**EXTRACTED ENTRIES**:
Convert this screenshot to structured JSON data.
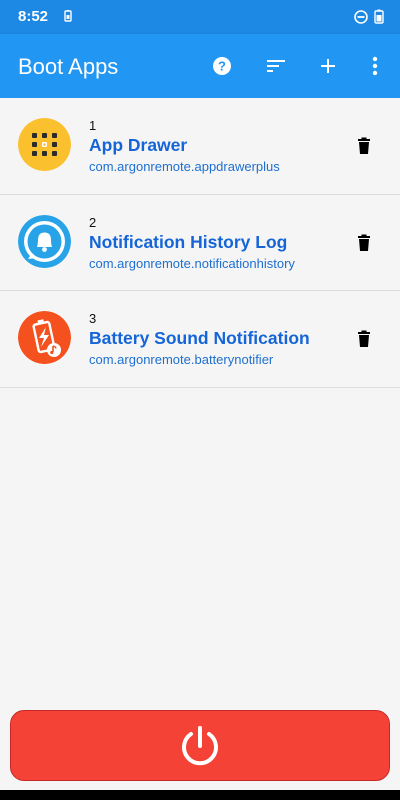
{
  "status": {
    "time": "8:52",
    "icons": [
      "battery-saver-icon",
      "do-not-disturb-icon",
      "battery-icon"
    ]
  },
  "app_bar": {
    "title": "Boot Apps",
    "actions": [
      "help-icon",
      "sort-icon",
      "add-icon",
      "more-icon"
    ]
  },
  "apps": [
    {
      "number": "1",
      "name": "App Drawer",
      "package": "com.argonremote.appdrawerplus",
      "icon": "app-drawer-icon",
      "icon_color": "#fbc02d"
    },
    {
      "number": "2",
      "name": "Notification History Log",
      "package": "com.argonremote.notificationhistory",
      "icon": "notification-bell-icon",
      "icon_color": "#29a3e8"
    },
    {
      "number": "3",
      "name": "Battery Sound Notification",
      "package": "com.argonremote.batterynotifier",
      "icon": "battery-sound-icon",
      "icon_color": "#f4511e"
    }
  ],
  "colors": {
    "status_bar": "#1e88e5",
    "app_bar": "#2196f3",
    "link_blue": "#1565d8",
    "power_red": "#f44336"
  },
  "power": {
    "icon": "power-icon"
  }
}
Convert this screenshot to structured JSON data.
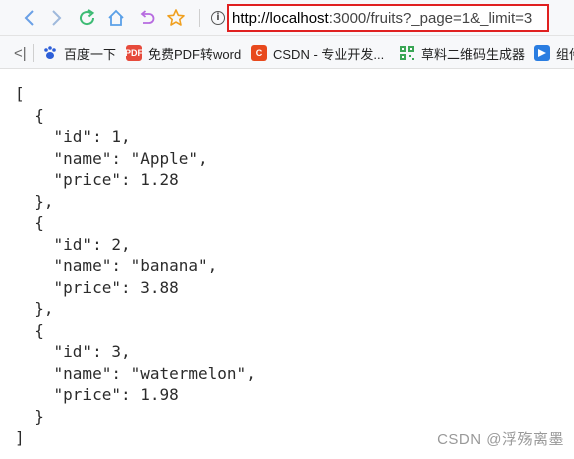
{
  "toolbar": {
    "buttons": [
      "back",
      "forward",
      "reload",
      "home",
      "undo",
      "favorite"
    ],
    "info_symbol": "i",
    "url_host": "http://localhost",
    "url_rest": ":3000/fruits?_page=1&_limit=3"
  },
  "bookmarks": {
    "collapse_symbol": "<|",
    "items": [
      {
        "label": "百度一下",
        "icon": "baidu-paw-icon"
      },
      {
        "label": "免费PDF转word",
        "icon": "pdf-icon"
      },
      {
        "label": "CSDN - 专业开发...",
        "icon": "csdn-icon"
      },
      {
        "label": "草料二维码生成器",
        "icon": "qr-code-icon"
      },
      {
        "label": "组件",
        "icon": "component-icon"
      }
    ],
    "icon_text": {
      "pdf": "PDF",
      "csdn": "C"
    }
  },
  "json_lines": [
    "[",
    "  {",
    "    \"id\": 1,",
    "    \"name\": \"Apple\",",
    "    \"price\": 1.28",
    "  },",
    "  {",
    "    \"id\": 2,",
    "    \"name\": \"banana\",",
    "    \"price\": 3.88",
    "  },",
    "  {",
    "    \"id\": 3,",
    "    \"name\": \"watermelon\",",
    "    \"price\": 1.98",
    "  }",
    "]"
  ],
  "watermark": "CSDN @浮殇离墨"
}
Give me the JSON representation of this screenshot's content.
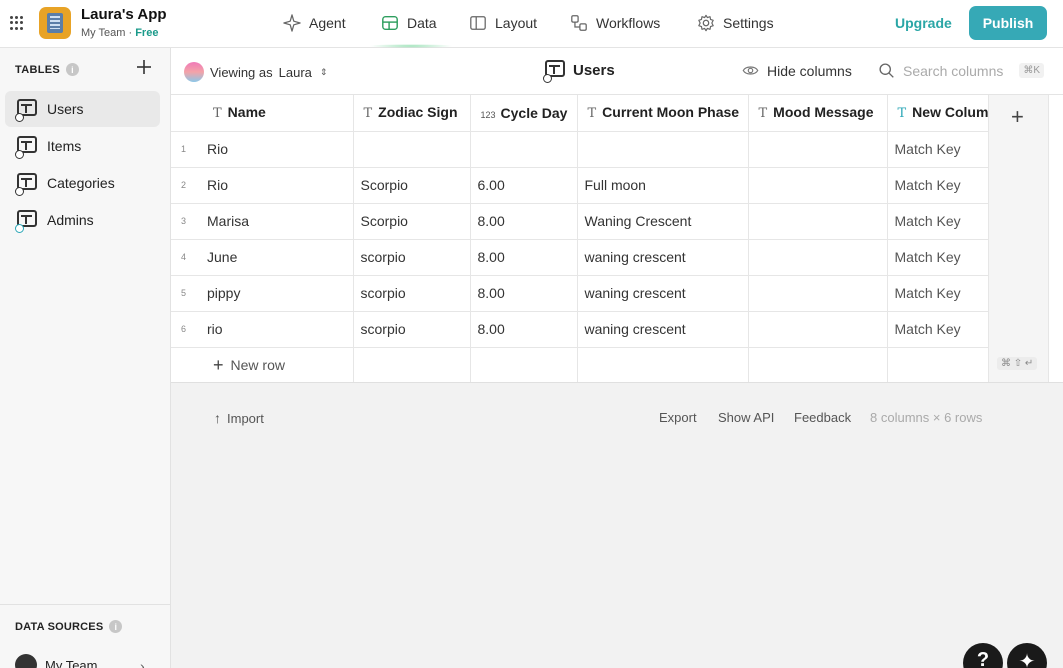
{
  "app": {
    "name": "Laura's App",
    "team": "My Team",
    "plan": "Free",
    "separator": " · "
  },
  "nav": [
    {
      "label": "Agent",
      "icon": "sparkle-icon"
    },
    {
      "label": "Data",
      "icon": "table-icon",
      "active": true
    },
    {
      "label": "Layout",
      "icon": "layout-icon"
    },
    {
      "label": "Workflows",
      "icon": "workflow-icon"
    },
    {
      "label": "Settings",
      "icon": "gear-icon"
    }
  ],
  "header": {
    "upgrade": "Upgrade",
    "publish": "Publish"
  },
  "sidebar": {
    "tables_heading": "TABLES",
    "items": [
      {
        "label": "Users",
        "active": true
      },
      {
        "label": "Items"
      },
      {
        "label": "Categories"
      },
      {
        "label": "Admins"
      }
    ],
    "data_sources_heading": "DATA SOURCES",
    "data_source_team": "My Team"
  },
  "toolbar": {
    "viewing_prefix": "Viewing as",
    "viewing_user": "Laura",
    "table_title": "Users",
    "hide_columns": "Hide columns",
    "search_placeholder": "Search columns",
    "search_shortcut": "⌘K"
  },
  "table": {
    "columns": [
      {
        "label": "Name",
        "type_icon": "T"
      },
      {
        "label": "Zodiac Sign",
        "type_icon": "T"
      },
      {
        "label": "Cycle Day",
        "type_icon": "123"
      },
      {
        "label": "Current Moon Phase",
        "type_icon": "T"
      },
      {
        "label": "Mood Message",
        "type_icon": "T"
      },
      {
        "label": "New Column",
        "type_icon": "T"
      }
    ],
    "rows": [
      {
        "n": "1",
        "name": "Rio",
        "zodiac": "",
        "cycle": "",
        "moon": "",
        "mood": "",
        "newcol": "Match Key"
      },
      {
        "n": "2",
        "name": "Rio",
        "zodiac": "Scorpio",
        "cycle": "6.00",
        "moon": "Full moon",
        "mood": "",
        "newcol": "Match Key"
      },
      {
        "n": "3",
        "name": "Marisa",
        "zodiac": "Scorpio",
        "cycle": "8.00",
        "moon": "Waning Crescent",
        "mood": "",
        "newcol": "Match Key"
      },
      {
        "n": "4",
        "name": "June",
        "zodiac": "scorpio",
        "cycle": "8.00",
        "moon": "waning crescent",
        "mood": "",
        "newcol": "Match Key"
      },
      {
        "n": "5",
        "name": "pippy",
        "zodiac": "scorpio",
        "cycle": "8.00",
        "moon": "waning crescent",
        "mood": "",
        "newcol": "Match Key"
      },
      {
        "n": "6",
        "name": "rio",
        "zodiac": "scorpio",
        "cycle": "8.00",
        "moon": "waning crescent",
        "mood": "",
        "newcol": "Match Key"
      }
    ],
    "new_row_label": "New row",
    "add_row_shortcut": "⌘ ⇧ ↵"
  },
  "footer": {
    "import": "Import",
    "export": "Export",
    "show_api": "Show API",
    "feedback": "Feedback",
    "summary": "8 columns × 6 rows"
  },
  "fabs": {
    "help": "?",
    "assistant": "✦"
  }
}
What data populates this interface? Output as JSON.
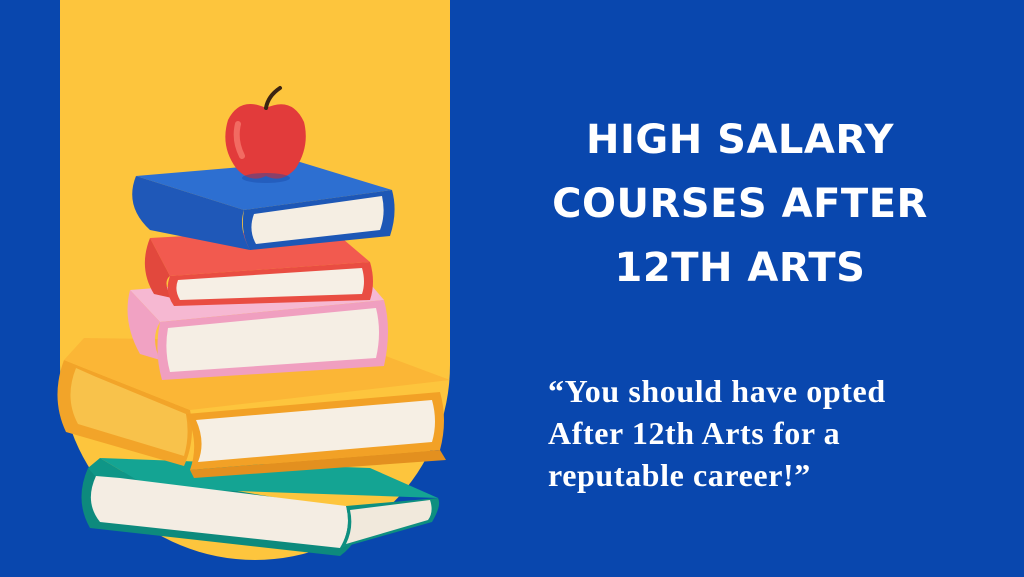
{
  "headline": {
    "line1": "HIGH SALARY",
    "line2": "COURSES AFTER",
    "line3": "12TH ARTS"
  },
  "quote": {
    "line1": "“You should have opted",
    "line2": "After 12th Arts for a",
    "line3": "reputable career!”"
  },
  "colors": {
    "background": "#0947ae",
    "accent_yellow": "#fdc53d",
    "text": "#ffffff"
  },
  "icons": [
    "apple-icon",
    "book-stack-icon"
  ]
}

**YOUR INSTRUCTIONS**: All the lines above are to be reproduced exactly, except the pictures.

**FULL RESPONSE**:
Convert this screenshot to structured JSON data.
{
  "status": {
    "time": "8:52",
    "icons": [
      "battery-saver-icon",
      "do-not-disturb-icon",
      "battery-icon"
    ]
  },
  "app_bar": {
    "title": "Boot Apps",
    "actions": [
      "help-icon",
      "sort-icon",
      "add-icon",
      "more-icon"
    ]
  },
  "apps": [
    {
      "number": "1",
      "name": "App Drawer",
      "package": "com.argonremote.appdrawerplus",
      "icon": "app-drawer-icon",
      "icon_color": "#fbc02d"
    },
    {
      "number": "2",
      "name": "Notification History Log",
      "package": "com.argonremote.notificationhistory",
      "icon": "notification-bell-icon",
      "icon_color": "#29a3e8"
    },
    {
      "number": "3",
      "name": "Battery Sound Notification",
      "package": "com.argonremote.batterynotifier",
      "icon": "battery-sound-icon",
      "icon_color": "#f4511e"
    }
  ],
  "colors": {
    "status_bar": "#1e88e5",
    "app_bar": "#2196f3",
    "link_blue": "#1565d8",
    "power_red": "#f44336"
  },
  "power": {
    "icon": "power-icon"
  }
}
Convert this screenshot to structured JSON data.
{
  "toolbar": {
    "buttons": [
      "back",
      "forward",
      "reload",
      "home",
      "undo",
      "favorite"
    ],
    "info_symbol": "i",
    "url_host": "http://localhost",
    "url_rest": ":3000/fruits?_page=1&_limit=3"
  },
  "bookmarks": {
    "collapse_symbol": "<|",
    "items": [
      {
        "label": "百度一下",
        "icon": "baidu-paw-icon"
      },
      {
        "label": "免费PDF转word",
        "icon": "pdf-icon"
      },
      {
        "label": "CSDN - 专业开发...",
        "icon": "csdn-icon"
      },
      {
        "label": "草料二维码生成器",
        "icon": "qr-code-icon"
      },
      {
        "label": "组件",
        "icon": "component-icon"
      }
    ],
    "icon_text": {
      "pdf": "PDF",
      "csdn": "C"
    }
  },
  "json_lines": [
    "[",
    "  {",
    "    \"id\": 1,",
    "    \"name\": \"Apple\",",
    "    \"price\": 1.28",
    "  },",
    "  {",
    "    \"id\": 2,",
    "    \"name\": \"banana\",",
    "    \"price\": 3.88",
    "  },",
    "  {",
    "    \"id\": 3,",
    "    \"name\": \"watermelon\",",
    "    \"price\": 1.98",
    "  }",
    "]"
  ],
  "watermark": "CSDN @浮殇离墨"
}
Give me the JSON representation of this screenshot's content.
{
  "app": {
    "name": "Laura's App",
    "team": "My Team",
    "plan": "Free",
    "separator": " · "
  },
  "nav": [
    {
      "label": "Agent",
      "icon": "sparkle-icon"
    },
    {
      "label": "Data",
      "icon": "table-icon",
      "active": true
    },
    {
      "label": "Layout",
      "icon": "layout-icon"
    },
    {
      "label": "Workflows",
      "icon": "workflow-icon"
    },
    {
      "label": "Settings",
      "icon": "gear-icon"
    }
  ],
  "header": {
    "upgrade": "Upgrade",
    "publish": "Publish"
  },
  "sidebar": {
    "tables_heading": "TABLES",
    "items": [
      {
        "label": "Users",
        "active": true
      },
      {
        "label": "Items"
      },
      {
        "label": "Categories"
      },
      {
        "label": "Admins"
      }
    ],
    "data_sources_heading": "DATA SOURCES",
    "data_source_team": "My Team"
  },
  "toolbar": {
    "viewing_prefix": "Viewing as",
    "viewing_user": "Laura",
    "table_title": "Users",
    "hide_columns": "Hide columns",
    "search_placeholder": "Search columns",
    "search_shortcut": "⌘K"
  },
  "table": {
    "columns": [
      {
        "label": "Name",
        "type_icon": "T"
      },
      {
        "label": "Zodiac Sign",
        "type_icon": "T"
      },
      {
        "label": "Cycle Day",
        "type_icon": "123"
      },
      {
        "label": "Current Moon Phase",
        "type_icon": "T"
      },
      {
        "label": "Mood Message",
        "type_icon": "T"
      },
      {
        "label": "New Column",
        "type_icon": "T"
      }
    ],
    "rows": [
      {
        "n": "1",
        "name": "Rio",
        "zodiac": "",
        "cycle": "",
        "moon": "",
        "mood": "",
        "newcol": "Match Key"
      },
      {
        "n": "2",
        "name": "Rio",
        "zodiac": "Scorpio",
        "cycle": "6.00",
        "moon": "Full moon",
        "mood": "",
        "newcol": "Match Key"
      },
      {
        "n": "3",
        "name": "Marisa",
        "zodiac": "Scorpio",
        "cycle": "8.00",
        "moon": "Waning Crescent",
        "mood": "",
        "newcol": "Match Key"
      },
      {
        "n": "4",
        "name": "June",
        "zodiac": "scorpio",
        "cycle": "8.00",
        "moon": "waning crescent",
        "mood": "",
        "newcol": "Match Key"
      },
      {
        "n": "5",
        "name": "pippy",
        "zodiac": "scorpio",
        "cycle": "8.00",
        "moon": "waning crescent",
        "mood": "",
        "newcol": "Match Key"
      },
      {
        "n": "6",
        "name": "rio",
        "zodiac": "scorpio",
        "cycle": "8.00",
        "moon": "waning crescent",
        "mood": "",
        "newcol": "Match Key"
      }
    ],
    "new_row_label": "New row",
    "add_row_shortcut": "⌘ ⇧ ↵"
  },
  "footer": {
    "import": "Import",
    "export": "Export",
    "show_api": "Show API",
    "feedback": "Feedback",
    "summary": "8 columns × 6 rows"
  },
  "fabs": {
    "help": "?",
    "assistant": "✦"
  }
}
What data populates this interface? Output as JSON.
{
  "headline": {
    "line1": "HIGH SALARY",
    "line2": "COURSES AFTER",
    "line3": "12TH ARTS"
  },
  "quote": {
    "line1": "“You should have opted",
    "line2": "After 12th Arts for a",
    "line3": "reputable career!”"
  },
  "colors": {
    "background": "#0947ae",
    "accent_yellow": "#fdc53d",
    "text": "#ffffff"
  },
  "icons": [
    "apple-icon",
    "book-stack-icon"
  ]
}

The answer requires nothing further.